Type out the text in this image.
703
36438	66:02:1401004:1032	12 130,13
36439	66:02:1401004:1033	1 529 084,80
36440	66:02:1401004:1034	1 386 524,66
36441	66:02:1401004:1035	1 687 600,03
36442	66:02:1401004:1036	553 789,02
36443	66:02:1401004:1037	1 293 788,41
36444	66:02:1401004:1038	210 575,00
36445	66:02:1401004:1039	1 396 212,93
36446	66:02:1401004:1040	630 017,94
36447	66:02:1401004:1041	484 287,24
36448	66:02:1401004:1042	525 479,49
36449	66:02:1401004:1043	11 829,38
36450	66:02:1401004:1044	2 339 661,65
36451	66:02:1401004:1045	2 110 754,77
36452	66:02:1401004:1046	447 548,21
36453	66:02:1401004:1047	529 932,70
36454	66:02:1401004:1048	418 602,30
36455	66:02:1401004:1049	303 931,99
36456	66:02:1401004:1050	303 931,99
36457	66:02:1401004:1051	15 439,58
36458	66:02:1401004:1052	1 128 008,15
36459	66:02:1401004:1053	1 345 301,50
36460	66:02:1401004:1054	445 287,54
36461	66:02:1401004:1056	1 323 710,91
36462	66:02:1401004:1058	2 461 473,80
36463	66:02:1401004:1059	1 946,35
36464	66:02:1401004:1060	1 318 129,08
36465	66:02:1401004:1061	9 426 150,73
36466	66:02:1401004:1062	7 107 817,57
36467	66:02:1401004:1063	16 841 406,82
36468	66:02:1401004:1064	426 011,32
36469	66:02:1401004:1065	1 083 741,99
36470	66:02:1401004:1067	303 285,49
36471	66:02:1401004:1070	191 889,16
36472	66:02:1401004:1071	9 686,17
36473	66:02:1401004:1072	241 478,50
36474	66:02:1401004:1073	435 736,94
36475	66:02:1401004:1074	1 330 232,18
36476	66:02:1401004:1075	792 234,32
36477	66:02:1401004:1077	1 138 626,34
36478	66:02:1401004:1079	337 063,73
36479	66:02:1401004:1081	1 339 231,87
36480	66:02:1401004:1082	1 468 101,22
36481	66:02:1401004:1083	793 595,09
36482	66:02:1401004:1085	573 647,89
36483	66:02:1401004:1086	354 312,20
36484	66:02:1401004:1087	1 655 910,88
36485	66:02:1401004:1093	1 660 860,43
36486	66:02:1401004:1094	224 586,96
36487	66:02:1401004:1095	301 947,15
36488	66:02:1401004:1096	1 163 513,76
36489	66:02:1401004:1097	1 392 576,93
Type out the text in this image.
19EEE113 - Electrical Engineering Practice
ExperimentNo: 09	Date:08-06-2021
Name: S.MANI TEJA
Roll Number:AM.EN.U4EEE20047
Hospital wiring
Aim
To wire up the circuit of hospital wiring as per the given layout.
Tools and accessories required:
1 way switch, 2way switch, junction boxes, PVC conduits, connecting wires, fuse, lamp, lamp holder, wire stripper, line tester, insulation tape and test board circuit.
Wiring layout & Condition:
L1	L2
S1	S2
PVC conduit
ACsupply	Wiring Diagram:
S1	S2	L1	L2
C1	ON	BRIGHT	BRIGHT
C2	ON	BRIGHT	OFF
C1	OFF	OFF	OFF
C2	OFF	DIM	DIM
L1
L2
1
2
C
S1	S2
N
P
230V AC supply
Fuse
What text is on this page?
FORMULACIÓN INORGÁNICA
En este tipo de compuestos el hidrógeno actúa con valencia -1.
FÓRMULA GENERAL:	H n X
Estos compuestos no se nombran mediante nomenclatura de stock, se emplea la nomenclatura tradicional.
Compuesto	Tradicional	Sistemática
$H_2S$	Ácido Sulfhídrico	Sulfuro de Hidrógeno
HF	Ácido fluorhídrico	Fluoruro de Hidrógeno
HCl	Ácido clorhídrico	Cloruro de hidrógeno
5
◇ ◇ ◇ ◇ ◇ ◇ ◇
TASK -
Send back all of the entries exactly, with nothing missing.

EXERCISE RESULT -
Type out the text in this image.
703
36438	66:02:1401004:1032	12 130,13
36439	66:02:1401004:1033	1 529 084,80
36440	66:02:1401004:1034	1 386 524,66
36441	66:02:1401004:1035	1 687 600,03
36442	66:02:1401004:1036	553 789,02
36443	66:02:1401004:1037	1 293 788,41
36444	66:02:1401004:1038	210 575,00
36445	66:02:1401004:1039	1 396 212,93
36446	66:02:1401004:1040	630 017,94
36447	66:02:1401004:1041	484 287,24
36448	66:02:1401004:1042	525 479,49
36449	66:02:1401004:1043	11 829,38
36450	66:02:1401004:1044	2 339 661,65
36451	66:02:1401004:1045	2 110 754,77
36452	66:02:1401004:1046	447 548,21
36453	66:02:1401004:1047	529 932,70
36454	66:02:1401004:1048	418 602,30
36455	66:02:1401004:1049	303 931,99
36456	66:02:1401004:1050	303 931,99
36457	66:02:1401004:1051	15 439,58
36458	66:02:1401004:1052	1 128 008,15
36459	66:02:1401004:1053	1 345 301,50
36460	66:02:1401004:1054	445 287,54
36461	66:02:1401004:1056	1 323 710,91
36462	66:02:1401004:1058	2 461 473,80
36463	66:02:1401004:1059	1 946,35
36464	66:02:1401004:1060	1 318 129,08
36465	66:02:1401004:1061	9 426 150,73
36466	66:02:1401004:1062	7 107 817,57
36467	66:02:1401004:1063	16 841 406,82
36468	66:02:1401004:1064	426 011,32
36469	66:02:1401004:1065	1 083 741,99
36470	66:02:1401004:1067	303 285,49
36471	66:02:1401004:1070	191 889,16
36472	66:02:1401004:1071	9 686,17
36473	66:02:1401004:1072	241 478,50
36474	66:02:1401004:1073	435 736,94
36475	66:02:1401004:1074	1 330 232,18
36476	66:02:1401004:1075	792 234,32
36477	66:02:1401004:1077	1 138 626,34
36478	66:02:1401004:1079	337 063,73
36479	66:02:1401004:1081	1 339 231,87
36480	66:02:1401004:1082	1 468 101,22
36481	66:02:1401004:1083	793 595,09
36482	66:02:1401004:1085	573 647,89
36483	66:02:1401004:1086	354 312,20
36484	66:02:1401004:1087	1 655 910,88
36485	66:02:1401004:1093	1 660 860,43
36486	66:02:1401004:1094	224 586,96
36487	66:02:1401004:1095	301 947,15
36488	66:02:1401004:1096	1 163 513,76
36489	66:02:1401004:1097	1 392 576,93
Type out the text in this image.
19EEE113 - Electrical Engineering Practice
ExperimentNo: 09	Date:08-06-2021
Name: S.MANI TEJA
Roll Number:AM.EN.U4EEE20047
Hospital wiring
Aim
To wire up the circuit of hospital wiring as per the given layout.
Tools and accessories required:
1 way switch, 2way switch, junction boxes, PVC conduits, connecting wires, fuse, lamp, lamp holder, wire stripper, line tester, insulation tape and test board circuit.
Wiring layout & Condition:
L1	L2
S1	S2
PVC conduit
ACsupply	Wiring Diagram:
S1	S2	L1	L2
C1	ON	BRIGHT	BRIGHT
C2	ON	BRIGHT	OFF
C1	OFF	OFF	OFF
C2	OFF	DIM	DIM
L1
L2
1
2
C
S1	S2
N
P
230V AC supply
Fuse
What text is on this page?
FORMULACIÓN INORGÁNICA
En este tipo de compuestos el hidrógeno actúa con valencia -1.
FÓRMULA GENERAL:	H n X
Estos compuestos no se nombran mediante nomenclatura de stock, se emplea la nomenclatura tradicional.
Compuesto	Tradicional	Sistemática
$H_2S$	Ácido Sulfhídrico	Sulfuro de Hidrógeno
HF	Ácido fluorhídrico	Fluoruro de Hidrógeno
HCl	Ácido clorhídrico	Cloruro de hidrógeno
5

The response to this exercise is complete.